##### EXTRACT #####

Dunno if you have kids but that's something that generations could pass down and enjoy the stories of the previous owners!
Well done!


----------



## Carpenter69 (Mar 5, 2013)

divedoc said:


> Thanks again for the comments guys. I'm out of town (again), but my humidor's holding a rock steady 65% rh with HF beads. Been slowly building up the stash, and I think I'm at a point where I can wait until I run low before getting more.
> 
> Carpenter69, I did use a straightedge. Careful measurements and some clamping/carpet tape got me pretty darn close, but it wasn't perfect. I have incredible respect for the folks who routinely built straight, squared-off things without lasers and other tech. A buddy of mine owns a home built in the 18th century, and it's not exaggeration when I say that his walls and ceilings are still straighter than mine, which were built in the last five years or so.


Sorry brother I quoted the wrong person. Patience is the key. Even after 25 yrs. I still make mistakes.(plenty of them)


----------



## Carpenter69 (Mar 5, 2013)

This humidor is beautiful.love the inlay. Great choice of woods. Some how I think this isn't your first time building something.lol


----------



## Carpenter69 (Mar 5, 2013)

Mortenoir said:


> Did you put any finish on the inside?
> 
> I plan on building my own humidor soon. Any tips/advice?


Relax, take your time and have fun doing it.


----------



## divedoc (Mar 7, 2013)

Carpenter69 said:


> Relax, take your time and have fun doing it.


+1

I'm pretty new to woodwork and I'm always learning from my mistakes. One of my first mistakes was my eagerness to get to the cutting and gluing part. If you skimp on planning, re-planning, measuring, re-measuring, and double-checking again *before* you cut, you end up wasting lots of wood and getting super frustrated at the results. The truth of the matter is that you can make a solid humidor with some pretty simple techniques, it just takes patience and the willingness to deal with errors, or to learn from them and use a little more material. Seriously, if I could put that together, anyone can.

...Oh, and one other thing. For your first couple of projects, don't plan on saving any money.  With all of the tools, clamps, jigs, etc. that I collected, I'm pretty sure I could've bought a humidor for the same amount of money! The next one, though...


----------



## JPatrick (May 19, 2013)

Looks great! Keep it up, and before you know it you will be building a walkin.


----------



## liquidicem (May 23, 2013)

Looks great. I'm impressed that you did it without a table saw. I know it can be done, but it takes another level of patience and skill. Well done!


----------



## Tobias Lutz (Feb 18, 2013)

That is beautiful! I really envy those who can do nice wooodworking.


----------



## bassfishindoc (Jun 3, 2013)

That box looks great! I have always wanted to get better at woodworking I just do not have the time to put into it. Your work looks top notch!


----------



## Just1ce (Dec 9, 2011)

Very nice. I have been considering doing something like this on a larger scale, so I am glad to know that it can be done with great results.


----------



## paulb1970 (Mar 25, 2013)

That's nice!....mine would n\be leaking humidity like crazy!...ha!!......good job!!


----------

##### DATA ENTRIES #####

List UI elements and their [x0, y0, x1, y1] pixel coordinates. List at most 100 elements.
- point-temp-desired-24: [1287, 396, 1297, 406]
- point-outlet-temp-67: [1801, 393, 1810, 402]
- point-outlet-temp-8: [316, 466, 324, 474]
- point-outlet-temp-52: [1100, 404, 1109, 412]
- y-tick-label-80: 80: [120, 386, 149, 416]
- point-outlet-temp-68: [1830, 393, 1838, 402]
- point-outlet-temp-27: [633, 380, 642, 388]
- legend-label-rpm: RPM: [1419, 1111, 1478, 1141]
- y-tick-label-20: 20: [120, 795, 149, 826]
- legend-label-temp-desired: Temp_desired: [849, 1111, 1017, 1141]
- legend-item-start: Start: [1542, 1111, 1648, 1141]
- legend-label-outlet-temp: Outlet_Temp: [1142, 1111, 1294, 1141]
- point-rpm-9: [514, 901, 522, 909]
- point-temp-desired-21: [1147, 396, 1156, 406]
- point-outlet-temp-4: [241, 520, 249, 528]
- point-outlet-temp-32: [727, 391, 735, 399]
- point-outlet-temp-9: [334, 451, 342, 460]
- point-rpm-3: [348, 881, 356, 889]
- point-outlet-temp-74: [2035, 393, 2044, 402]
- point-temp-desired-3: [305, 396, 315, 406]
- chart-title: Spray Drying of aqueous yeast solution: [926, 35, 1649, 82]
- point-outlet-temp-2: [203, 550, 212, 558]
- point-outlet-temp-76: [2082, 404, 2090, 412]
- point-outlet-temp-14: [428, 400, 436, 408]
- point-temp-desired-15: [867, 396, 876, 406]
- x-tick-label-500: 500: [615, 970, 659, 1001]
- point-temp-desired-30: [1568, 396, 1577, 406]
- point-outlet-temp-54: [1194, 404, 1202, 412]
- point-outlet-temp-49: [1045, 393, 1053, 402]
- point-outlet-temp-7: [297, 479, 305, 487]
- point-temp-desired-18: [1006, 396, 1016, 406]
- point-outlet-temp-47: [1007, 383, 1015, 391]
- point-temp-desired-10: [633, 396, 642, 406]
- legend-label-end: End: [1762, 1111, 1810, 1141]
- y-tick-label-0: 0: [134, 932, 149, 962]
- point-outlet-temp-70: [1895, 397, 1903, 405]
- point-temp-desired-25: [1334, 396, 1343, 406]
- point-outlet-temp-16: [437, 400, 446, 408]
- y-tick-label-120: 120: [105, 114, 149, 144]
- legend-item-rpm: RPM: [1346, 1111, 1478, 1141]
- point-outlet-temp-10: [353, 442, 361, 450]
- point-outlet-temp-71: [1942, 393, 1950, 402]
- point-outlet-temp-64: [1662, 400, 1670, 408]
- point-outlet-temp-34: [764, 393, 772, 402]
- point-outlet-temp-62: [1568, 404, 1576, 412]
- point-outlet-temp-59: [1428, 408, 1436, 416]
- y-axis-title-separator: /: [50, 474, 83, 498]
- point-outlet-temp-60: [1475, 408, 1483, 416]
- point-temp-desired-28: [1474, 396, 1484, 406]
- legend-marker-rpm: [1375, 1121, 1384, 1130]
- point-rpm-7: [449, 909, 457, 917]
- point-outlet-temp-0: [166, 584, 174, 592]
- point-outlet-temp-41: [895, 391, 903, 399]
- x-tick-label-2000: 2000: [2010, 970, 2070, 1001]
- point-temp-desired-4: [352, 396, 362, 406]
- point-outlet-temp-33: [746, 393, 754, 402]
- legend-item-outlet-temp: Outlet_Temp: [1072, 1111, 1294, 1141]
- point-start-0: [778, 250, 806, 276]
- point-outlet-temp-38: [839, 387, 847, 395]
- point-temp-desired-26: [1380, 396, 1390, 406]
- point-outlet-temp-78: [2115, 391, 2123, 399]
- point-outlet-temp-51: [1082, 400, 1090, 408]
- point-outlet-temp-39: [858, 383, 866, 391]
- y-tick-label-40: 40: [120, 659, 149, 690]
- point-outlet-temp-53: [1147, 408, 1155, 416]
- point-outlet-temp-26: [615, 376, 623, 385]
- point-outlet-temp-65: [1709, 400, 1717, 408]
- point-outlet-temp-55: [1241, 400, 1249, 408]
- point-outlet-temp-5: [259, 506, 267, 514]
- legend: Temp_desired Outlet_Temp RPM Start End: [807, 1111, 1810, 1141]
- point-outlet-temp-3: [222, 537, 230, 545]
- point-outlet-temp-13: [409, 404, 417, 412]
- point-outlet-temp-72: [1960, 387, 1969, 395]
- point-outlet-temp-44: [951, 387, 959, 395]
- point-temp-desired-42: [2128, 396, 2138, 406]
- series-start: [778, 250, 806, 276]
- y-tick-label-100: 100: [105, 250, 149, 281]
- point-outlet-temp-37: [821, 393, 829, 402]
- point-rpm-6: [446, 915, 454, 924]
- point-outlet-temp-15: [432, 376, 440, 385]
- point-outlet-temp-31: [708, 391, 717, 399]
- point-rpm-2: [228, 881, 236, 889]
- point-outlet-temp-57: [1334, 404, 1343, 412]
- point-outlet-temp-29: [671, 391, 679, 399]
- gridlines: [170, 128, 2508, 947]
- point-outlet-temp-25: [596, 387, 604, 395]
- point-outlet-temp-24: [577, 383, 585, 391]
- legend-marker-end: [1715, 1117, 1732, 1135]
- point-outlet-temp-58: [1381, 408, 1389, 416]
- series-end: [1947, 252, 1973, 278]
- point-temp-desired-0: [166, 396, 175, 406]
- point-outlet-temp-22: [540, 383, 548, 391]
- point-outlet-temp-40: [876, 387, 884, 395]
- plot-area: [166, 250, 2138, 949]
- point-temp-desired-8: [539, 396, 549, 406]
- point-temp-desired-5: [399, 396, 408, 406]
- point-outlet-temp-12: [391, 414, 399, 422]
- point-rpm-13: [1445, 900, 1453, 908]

#####

*BRIEF A*. In the humidor thread, what humidity level does divedoc's humidor hold while he is out of town?
*BRIEF B*. Please substitute "persistence" for "patience" and write out the humidor thread from "## divedoc (Mar" up to and including "together, anyone can.".
*BRIEF C*. According to the humidor thread, why shouldn't someone plan on saving money on their first couple of projects?

*PROBLEM SOLUTION A*. A rock steady 65% rh, kept with HF beads.

*PROBLEM SOLUTION B*.
## divedoc (Mar 7, 2013)

Carpenter69 said:


> Relax, take your time and have fun doing it.


+1

I'm pretty new to woodwork and I'm always learning from my mistakes. One of my first mistakes was my eagerness to get to the cutting and gluing part. If you skimp on planning, re-planning, measuring, re-measuring, and double-checking again *before* you cut, you end up wasting lots of wood and getting super frustrated at the results. The truth of the matter is that you can make a solid humidor with some pretty simple techniques, it just takes persistence and the willingness to deal with errors, or to learn from them and use a little more material. Seriously, if I could put that together, anyone can.

*PROBLEM SOLUTION C*. The tools, clamps, jigs and similar gear add up. divedoc says that with everything he collected, he could likely have bought a humidor for the same amount of money.